WHAT YOU WILL DO
Repeat the material exactly as it appears.

RECORDS SHOWN
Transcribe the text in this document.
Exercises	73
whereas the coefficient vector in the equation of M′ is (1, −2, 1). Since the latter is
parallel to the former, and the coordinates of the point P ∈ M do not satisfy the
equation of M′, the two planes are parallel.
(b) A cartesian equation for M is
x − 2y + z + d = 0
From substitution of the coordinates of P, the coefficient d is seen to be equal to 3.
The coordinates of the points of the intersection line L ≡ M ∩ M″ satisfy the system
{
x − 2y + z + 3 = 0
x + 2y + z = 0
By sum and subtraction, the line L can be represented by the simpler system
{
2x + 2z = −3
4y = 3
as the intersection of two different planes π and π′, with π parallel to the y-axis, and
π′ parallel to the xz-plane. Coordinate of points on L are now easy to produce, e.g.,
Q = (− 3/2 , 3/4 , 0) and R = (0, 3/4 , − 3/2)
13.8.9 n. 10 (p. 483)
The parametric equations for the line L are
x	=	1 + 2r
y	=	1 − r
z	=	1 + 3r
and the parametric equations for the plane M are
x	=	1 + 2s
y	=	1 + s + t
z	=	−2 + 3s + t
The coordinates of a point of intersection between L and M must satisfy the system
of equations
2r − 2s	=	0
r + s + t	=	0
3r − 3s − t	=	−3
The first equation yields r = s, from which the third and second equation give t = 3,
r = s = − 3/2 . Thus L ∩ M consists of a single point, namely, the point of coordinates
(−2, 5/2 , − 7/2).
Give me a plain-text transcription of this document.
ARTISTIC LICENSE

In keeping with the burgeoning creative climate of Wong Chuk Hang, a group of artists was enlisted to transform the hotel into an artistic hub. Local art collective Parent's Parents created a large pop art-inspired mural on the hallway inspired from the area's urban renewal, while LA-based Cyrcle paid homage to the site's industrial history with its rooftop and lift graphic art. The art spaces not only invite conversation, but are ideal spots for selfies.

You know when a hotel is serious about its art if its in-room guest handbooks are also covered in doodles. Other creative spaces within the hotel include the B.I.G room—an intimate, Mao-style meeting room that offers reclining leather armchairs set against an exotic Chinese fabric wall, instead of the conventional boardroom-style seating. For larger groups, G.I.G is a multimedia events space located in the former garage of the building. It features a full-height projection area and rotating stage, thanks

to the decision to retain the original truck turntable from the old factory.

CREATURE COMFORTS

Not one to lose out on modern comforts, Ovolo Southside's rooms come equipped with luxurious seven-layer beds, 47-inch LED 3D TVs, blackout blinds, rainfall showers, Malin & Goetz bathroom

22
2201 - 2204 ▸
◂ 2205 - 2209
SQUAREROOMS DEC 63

EXPECTED ANSWER
Transcribe the text in this document.
Exercises	73
whereas the coefficient vector in the equation of M′ is (1, −2, 1). Since the latter is
parallel to the former, and the coordinates of the point P ∈ M do not satisfy the
equation of M′, the two planes are parallel.
(b) A cartesian equation for M is
x − 2y + z + d = 0
From substitution of the coordinates of P, the coefficient d is seen to be equal to 3.
The coordinates of the points of the intersection line L ≡ M ∩ M″ satisfy the system
{
x − 2y + z + 3 = 0
x + 2y + z = 0
By sum and subtraction, the line L can be represented by the simpler system
{
2x + 2z = −3
4y = 3
as the intersection of two different planes π and π′, with π parallel to the y-axis, and
π′ parallel to the xz-plane. Coordinate of points on L are now easy to produce, e.g.,
Q = (− 3/2 , 3/4 , 0) and R = (0, 3/4 , − 3/2)
13.8.9 n. 10 (p. 483)
The parametric equations for the line L are
x	=	1 + 2r
y	=	1 − r
z	=	1 + 3r
and the parametric equations for the plane M are
x	=	1 + 2s
y	=	1 + s + t
z	=	−2 + 3s + t
The coordinates of a point of intersection between L and M must satisfy the system
of equations
2r − 2s	=	0
r + s + t	=	0
3r − 3s − t	=	−3
The first equation yields r = s, from which the third and second equation give t = 3,
r = s = − 3/2 . Thus L ∩ M consists of a single point, namely, the point of coordinates
(−2, 5/2 , − 7/2).
Give me a plain-text transcription of this document.
ARTISTIC LICENSE

In keeping with the burgeoning creative climate of Wong Chuk Hang, a group of artists was enlisted to transform the hotel into an artistic hub. Local art collective Parent's Parents created a large pop art-inspired mural on the hallway inspired from the area's urban renewal, while LA-based Cyrcle paid homage to the site's industrial history with its rooftop and lift graphic art. The art spaces not only invite conversation, but are ideal spots for selfies.

You know when a hotel is serious about its art if its in-room guest handbooks are also covered in doodles. Other creative spaces within the hotel include the B.I.G room—an intimate, Mao-style meeting room that offers reclining leather armchairs set against an exotic Chinese fabric wall, instead of the conventional boardroom-style seating. For larger groups, G.I.G is a multimedia events space located in the former garage of the building. It features a full-height projection area and rotating stage, thanks

to the decision to retain the original truck turntable from the old factory.

CREATURE COMFORTS

Not one to lose out on modern comforts, Ovolo Southside's rooms come equipped with luxurious seven-layer beds, 47-inch LED 3D TVs, blackout blinds, rainfall showers, Malin & Goetz bathroom

22
2201 - 2204 ▸
◂ 2205 - 2209
SQUAREROOMS DEC 63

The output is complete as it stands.